##### Dataset rows #####
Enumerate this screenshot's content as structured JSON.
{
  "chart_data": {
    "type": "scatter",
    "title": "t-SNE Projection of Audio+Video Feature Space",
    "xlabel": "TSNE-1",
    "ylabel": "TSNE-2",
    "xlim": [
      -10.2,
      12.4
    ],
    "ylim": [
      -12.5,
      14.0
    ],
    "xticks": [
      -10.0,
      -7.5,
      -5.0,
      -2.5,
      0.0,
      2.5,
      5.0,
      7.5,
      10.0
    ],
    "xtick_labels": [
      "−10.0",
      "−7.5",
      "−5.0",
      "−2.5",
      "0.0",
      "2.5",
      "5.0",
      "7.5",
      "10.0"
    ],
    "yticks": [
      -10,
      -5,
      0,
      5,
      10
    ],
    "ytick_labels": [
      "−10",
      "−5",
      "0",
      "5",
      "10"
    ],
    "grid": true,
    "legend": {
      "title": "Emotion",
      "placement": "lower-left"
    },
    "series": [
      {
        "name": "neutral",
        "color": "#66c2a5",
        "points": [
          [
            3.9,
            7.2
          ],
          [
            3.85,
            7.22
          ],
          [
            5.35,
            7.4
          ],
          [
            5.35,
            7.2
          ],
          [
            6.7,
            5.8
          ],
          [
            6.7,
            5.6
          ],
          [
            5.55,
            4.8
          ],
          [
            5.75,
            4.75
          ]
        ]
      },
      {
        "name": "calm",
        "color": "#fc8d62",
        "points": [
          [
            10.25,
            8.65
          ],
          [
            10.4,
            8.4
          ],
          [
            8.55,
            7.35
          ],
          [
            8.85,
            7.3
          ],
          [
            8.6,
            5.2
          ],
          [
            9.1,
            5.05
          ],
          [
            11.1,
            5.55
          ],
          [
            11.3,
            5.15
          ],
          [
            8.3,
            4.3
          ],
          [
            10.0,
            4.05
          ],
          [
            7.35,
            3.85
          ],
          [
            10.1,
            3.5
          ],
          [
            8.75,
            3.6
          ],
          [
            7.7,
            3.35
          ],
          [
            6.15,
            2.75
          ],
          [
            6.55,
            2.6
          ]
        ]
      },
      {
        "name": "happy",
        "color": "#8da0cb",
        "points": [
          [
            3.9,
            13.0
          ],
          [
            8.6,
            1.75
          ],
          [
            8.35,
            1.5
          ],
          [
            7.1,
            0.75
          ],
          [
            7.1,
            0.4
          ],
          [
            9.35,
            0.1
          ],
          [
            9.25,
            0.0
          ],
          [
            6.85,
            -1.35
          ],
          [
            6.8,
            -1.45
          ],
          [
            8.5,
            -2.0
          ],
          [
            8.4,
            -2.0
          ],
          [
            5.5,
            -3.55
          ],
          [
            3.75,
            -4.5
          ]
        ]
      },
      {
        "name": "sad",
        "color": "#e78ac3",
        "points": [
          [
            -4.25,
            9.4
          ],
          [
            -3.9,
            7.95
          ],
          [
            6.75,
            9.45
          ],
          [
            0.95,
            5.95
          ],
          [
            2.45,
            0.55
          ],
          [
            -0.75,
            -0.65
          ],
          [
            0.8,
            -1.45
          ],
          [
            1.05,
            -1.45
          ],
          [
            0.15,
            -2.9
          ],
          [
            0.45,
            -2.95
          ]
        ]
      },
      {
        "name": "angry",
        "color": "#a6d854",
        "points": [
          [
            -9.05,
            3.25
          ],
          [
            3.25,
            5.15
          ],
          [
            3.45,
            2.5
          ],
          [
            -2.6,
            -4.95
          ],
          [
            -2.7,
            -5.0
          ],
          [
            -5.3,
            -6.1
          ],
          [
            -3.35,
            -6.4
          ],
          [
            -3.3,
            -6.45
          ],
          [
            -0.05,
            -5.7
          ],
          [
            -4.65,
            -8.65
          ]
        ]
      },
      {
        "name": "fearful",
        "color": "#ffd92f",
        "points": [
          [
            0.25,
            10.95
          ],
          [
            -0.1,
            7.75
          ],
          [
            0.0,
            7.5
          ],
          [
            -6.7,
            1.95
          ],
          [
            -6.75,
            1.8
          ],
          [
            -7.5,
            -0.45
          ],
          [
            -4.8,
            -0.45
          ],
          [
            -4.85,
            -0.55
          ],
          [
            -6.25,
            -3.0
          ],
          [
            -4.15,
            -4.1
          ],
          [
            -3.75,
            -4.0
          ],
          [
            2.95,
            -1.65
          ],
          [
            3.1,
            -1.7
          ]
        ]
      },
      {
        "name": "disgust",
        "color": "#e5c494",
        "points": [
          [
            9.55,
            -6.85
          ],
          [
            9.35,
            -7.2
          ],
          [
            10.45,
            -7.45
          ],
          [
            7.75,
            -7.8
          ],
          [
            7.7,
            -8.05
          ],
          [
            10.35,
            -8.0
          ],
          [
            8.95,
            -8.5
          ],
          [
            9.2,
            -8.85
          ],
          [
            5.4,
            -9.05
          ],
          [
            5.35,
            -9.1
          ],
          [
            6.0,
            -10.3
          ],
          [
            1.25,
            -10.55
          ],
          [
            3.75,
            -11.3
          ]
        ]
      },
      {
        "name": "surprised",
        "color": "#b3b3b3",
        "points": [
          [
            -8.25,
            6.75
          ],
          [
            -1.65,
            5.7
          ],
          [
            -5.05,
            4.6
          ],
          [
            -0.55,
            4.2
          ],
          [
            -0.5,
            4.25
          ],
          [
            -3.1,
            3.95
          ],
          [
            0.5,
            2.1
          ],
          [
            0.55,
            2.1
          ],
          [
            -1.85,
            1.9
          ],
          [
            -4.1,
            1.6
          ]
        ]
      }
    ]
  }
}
#####
* _Goal of the exercise_: Extract all lines that hold the word "color".

* _Task answer_:
        "color": "#66c2a5",
        "color": "#fc8d62",
        "color": "#8da0cb",
        "color": "#e78ac3",
        "color": "#a6d854",
        "color": "#ffd92f",
        "color": "#e5c494",
        "color": "#b3b3b3",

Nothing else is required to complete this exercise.